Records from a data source
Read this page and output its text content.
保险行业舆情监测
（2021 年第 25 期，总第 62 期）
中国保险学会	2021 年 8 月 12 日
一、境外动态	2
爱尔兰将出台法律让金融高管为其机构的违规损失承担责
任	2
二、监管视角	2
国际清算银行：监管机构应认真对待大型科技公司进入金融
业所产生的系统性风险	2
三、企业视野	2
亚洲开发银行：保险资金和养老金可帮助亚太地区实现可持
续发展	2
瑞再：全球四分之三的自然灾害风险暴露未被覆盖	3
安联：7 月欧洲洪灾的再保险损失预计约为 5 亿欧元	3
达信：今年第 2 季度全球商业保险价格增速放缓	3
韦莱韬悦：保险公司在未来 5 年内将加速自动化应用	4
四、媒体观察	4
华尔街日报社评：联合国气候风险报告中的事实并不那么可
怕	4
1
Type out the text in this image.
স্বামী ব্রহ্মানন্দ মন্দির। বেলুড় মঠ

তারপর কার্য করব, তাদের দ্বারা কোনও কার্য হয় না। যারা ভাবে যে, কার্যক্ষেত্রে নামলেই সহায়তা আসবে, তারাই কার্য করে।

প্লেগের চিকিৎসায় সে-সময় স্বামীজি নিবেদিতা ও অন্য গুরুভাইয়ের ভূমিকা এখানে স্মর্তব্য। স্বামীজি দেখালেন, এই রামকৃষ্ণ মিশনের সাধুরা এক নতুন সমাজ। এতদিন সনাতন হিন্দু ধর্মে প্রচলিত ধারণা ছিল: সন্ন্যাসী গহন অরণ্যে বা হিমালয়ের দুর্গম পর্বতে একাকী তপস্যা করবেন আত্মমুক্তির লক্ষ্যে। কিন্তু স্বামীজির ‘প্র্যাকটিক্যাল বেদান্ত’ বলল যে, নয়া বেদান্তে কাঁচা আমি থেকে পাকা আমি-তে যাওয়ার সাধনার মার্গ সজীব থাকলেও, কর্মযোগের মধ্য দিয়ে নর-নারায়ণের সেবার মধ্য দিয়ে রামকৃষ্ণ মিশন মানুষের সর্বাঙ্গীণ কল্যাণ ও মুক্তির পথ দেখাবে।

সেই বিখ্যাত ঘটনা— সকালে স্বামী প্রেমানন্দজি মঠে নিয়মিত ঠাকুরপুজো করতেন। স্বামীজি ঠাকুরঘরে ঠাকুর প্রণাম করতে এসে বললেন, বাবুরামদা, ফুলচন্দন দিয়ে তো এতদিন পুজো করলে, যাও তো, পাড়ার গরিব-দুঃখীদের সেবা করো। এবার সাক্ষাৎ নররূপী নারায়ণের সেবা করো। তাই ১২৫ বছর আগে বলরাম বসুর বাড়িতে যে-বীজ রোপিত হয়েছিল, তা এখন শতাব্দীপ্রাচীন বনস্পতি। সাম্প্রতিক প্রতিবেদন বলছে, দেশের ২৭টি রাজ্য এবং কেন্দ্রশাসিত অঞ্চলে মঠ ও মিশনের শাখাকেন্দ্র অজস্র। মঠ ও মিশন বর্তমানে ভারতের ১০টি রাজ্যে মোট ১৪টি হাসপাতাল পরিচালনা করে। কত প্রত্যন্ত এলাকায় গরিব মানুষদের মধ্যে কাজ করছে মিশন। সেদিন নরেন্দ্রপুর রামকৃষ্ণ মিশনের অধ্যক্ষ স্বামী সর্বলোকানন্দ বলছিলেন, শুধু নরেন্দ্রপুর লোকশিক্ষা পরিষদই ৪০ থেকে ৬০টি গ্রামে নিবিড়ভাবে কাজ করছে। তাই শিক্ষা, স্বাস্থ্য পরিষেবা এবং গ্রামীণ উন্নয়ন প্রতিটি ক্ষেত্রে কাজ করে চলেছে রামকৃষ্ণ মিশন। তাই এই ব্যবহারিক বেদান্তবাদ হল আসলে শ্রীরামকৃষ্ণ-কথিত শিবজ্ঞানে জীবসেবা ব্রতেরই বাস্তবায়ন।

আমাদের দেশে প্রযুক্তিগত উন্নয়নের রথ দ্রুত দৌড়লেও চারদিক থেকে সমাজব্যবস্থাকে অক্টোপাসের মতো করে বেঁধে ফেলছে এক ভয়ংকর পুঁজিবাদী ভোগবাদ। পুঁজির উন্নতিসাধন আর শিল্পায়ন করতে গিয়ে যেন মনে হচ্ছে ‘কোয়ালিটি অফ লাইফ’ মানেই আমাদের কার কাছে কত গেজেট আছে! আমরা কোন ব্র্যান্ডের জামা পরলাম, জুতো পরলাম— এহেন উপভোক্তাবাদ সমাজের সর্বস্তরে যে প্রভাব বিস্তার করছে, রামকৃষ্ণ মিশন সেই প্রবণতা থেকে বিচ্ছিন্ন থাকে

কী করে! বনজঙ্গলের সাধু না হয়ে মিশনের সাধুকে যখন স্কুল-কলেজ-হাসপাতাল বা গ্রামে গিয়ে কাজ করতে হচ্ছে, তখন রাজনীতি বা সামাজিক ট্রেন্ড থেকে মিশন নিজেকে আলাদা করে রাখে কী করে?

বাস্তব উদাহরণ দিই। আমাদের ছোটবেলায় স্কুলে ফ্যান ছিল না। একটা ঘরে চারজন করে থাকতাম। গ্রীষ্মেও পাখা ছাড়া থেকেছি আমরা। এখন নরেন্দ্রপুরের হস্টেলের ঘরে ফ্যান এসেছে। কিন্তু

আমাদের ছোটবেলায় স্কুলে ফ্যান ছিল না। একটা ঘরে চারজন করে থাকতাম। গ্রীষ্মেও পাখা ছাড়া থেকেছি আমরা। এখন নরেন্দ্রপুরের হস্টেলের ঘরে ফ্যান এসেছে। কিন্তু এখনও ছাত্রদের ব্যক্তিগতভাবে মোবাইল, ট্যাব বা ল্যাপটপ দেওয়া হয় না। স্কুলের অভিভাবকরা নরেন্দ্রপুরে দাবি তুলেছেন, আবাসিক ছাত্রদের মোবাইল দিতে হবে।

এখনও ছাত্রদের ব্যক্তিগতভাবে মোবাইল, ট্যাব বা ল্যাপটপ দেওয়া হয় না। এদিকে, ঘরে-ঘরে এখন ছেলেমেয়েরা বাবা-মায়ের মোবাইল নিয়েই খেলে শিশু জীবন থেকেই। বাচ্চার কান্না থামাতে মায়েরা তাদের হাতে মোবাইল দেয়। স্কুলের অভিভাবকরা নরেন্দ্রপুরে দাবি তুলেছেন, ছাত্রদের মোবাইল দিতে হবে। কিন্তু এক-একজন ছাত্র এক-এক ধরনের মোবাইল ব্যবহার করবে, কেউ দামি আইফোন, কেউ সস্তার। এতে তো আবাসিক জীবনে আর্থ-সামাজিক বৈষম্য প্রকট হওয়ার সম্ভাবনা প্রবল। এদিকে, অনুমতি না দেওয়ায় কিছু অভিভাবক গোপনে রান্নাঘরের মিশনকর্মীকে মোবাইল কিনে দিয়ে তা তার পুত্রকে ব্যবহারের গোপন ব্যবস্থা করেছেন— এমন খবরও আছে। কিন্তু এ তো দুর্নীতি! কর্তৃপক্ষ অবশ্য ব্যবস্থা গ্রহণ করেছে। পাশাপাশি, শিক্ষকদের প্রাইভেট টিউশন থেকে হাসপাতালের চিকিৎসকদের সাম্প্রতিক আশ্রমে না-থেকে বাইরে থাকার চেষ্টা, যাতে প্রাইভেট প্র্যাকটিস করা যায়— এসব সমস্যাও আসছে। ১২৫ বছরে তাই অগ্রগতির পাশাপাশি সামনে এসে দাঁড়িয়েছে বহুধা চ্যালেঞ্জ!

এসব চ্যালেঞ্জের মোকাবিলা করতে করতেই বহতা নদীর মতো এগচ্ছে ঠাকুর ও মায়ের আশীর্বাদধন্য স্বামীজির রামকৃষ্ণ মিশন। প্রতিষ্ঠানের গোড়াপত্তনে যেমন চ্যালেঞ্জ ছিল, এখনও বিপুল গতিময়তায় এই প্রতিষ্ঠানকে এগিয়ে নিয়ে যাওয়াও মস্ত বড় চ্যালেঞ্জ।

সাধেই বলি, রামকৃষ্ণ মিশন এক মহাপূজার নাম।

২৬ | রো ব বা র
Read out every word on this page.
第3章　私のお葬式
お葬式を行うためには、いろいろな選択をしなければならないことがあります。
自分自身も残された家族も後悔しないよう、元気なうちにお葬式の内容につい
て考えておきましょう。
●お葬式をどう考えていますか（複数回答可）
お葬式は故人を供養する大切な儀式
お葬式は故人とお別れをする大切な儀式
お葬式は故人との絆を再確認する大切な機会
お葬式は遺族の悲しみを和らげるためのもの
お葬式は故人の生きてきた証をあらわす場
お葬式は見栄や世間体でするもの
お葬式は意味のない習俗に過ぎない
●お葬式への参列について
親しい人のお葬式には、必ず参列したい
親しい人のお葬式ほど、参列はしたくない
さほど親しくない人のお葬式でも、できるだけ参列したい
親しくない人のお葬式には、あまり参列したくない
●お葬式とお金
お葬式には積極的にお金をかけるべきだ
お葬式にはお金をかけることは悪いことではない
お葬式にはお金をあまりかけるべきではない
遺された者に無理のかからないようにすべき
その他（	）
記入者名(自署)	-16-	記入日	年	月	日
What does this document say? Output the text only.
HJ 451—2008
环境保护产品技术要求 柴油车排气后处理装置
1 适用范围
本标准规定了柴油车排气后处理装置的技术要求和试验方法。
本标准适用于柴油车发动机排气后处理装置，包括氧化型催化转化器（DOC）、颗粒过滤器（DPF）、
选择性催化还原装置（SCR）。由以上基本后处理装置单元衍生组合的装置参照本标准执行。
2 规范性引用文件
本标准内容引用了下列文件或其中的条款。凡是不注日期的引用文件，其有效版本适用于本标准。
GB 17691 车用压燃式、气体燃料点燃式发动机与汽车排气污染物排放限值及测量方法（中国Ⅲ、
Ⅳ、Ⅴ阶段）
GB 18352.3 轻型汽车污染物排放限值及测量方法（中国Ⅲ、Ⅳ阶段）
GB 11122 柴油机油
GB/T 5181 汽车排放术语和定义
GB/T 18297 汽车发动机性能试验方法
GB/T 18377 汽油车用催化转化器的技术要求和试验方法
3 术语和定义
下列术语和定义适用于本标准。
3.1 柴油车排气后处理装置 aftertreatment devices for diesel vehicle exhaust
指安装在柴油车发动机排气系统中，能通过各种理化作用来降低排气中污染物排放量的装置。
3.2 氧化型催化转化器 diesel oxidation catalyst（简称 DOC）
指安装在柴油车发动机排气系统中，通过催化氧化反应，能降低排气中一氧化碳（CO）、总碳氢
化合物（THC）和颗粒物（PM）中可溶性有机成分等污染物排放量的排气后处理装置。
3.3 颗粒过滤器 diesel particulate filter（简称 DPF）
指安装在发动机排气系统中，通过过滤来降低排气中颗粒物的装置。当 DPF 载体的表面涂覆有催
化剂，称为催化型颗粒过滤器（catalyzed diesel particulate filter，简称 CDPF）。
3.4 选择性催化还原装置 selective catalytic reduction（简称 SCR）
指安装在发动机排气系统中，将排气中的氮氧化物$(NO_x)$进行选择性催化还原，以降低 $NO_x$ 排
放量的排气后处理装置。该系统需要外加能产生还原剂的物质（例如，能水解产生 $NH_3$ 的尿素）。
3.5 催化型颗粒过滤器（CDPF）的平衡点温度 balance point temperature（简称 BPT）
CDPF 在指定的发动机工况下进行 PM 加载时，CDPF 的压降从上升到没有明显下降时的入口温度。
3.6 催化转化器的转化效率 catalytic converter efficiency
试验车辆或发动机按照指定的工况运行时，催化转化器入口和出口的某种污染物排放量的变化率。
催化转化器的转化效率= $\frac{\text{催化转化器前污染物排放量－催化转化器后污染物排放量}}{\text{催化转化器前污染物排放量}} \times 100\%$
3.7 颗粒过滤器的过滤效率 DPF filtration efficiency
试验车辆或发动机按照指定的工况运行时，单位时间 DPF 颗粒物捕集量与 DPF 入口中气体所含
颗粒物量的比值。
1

▶ STATED EXERCISE:
Each line that has the word "this" should be copied.

▶ EXPECTED ANSWER:
Read this page and output its text content.
Type out the text in this image.
Read out every word on this page.
What does this document say? Output the text only.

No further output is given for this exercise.